Items from a dataset:
===

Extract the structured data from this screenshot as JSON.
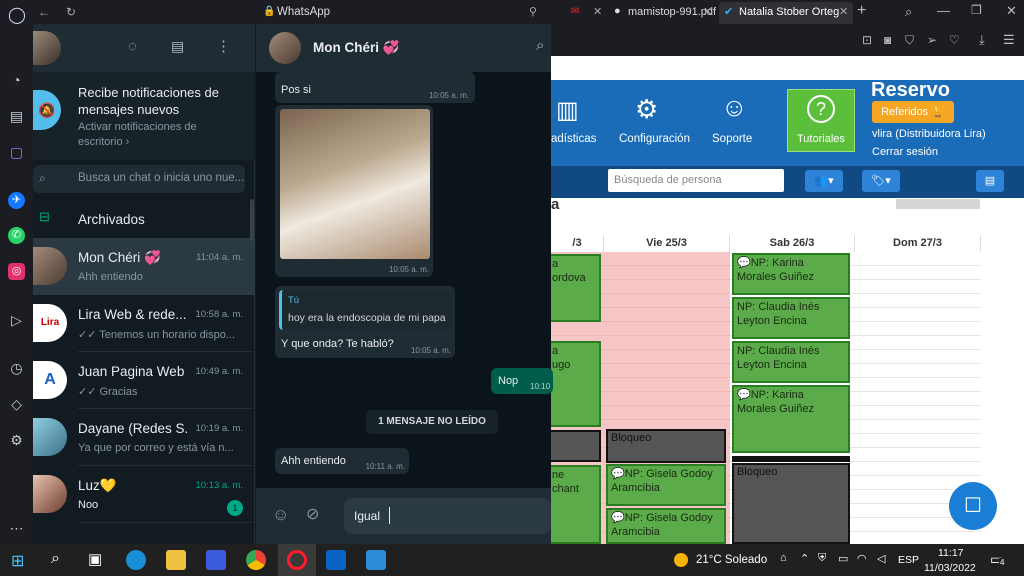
{
  "browser": {
    "tabs": [
      {
        "label": "WhatsApp"
      },
      {
        "label": "mamistop-991.pdf"
      },
      {
        "label": "Natalia Stober Orteg"
      }
    ]
  },
  "whatsapp": {
    "notification": {
      "title": "Recibe notificaciones de mensajes nuevos",
      "subtitle": "Activar notificaciones de escritorio ›"
    },
    "search_placeholder": "Busca un chat o inicia uno nue...",
    "archived_label": "Archivados",
    "chats": [
      {
        "name": "Mon Chéri 💞",
        "time": "11:04 a. m.",
        "preview": "Ahh entiendo"
      },
      {
        "name": "Lira Web & rede...",
        "time": "10:58 a. m.",
        "preview": "✓✓ Tenemos un horario dispo..."
      },
      {
        "name": "Juan Pagina Web",
        "time": "10:49 a. m.",
        "preview": "✓✓ Gracias"
      },
      {
        "name": "Dayane (Redes S...",
        "time": "10:19 a. m.",
        "preview": "Ya que por correo y está vía n..."
      },
      {
        "name": "Luz💛",
        "time": "10:13 a. m.",
        "preview": "Noo",
        "unread": "1"
      }
    ],
    "conversation": {
      "contact_name": "Mon Chéri 💞",
      "messages": [
        {
          "text": "Pos si",
          "time": "10:05 a. m."
        },
        {
          "time": "10:05 a. m."
        },
        {
          "quote_author": "Tú",
          "quote_text": "hoy era la endoscopia de mi papa",
          "text": "Y que onda? Te habló?",
          "time": "10:05 a. m."
        },
        {
          "text": "Nop",
          "time": "10:10"
        },
        {
          "text": "Ahh entiendo",
          "time": "10:11 a. m."
        }
      ],
      "unread_divider": "1 MENSAJE NO LEÍDO",
      "input_value": "Igual"
    }
  },
  "reservo": {
    "logo": "Reservo",
    "nav": [
      {
        "label": "adísticas"
      },
      {
        "label": "Configuración"
      },
      {
        "label": "Soporte"
      },
      {
        "label": "Tutoriales"
      }
    ],
    "referidos": "Referidos 🏆",
    "user": "vlira (Distribuidora Lira)",
    "logout": "Cerrar sesión",
    "search_placeholder": "Búsqueda de persona",
    "partial_title": "a",
    "days": [
      "/3",
      "Vie 25/3",
      "Sab 26/3",
      "Dom 27/3"
    ],
    "events_col0": [
      "a",
      "ordova",
      "a",
      "ugo",
      "ne",
      "chant"
    ],
    "events_fri": [
      "Bloqueo",
      "💬NP: Gisela Godoy Aramcibia",
      "💬NP: Gisela Godoy Aramcibia"
    ],
    "events_sat": [
      "💬NP: Karina Morales Guiñez",
      "NP: Claudia Inés Leyton Encina",
      "NP: Claudia Inés Leyton Encina",
      "💬NP: Karina Morales Guiñez",
      "Bloqueo"
    ]
  },
  "taskbar": {
    "weather": "21°C Soleado",
    "lang": "ESP",
    "time": "11:17",
    "date": "11/03/2022",
    "notif_count": "4"
  },
  "colors": {
    "wa_bg": "#111b21",
    "reservo_blue": "#1a6bb8",
    "event_green": "#5cab4b",
    "block_pink": "#f6c6c6"
  }
}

===

■ **STATED PROBLEM**: Copy each line from the data above that includes "preview".

■ **RESPONSE FOR THIS EXERCISE**:
        "preview": "Ahh entiendo"
        "preview": "✓✓ Tenemos un horario dispo..."
        "preview": "✓✓ Gracias"
        "preview": "Ya que por correo y está vía n..."
        "preview": "Noo",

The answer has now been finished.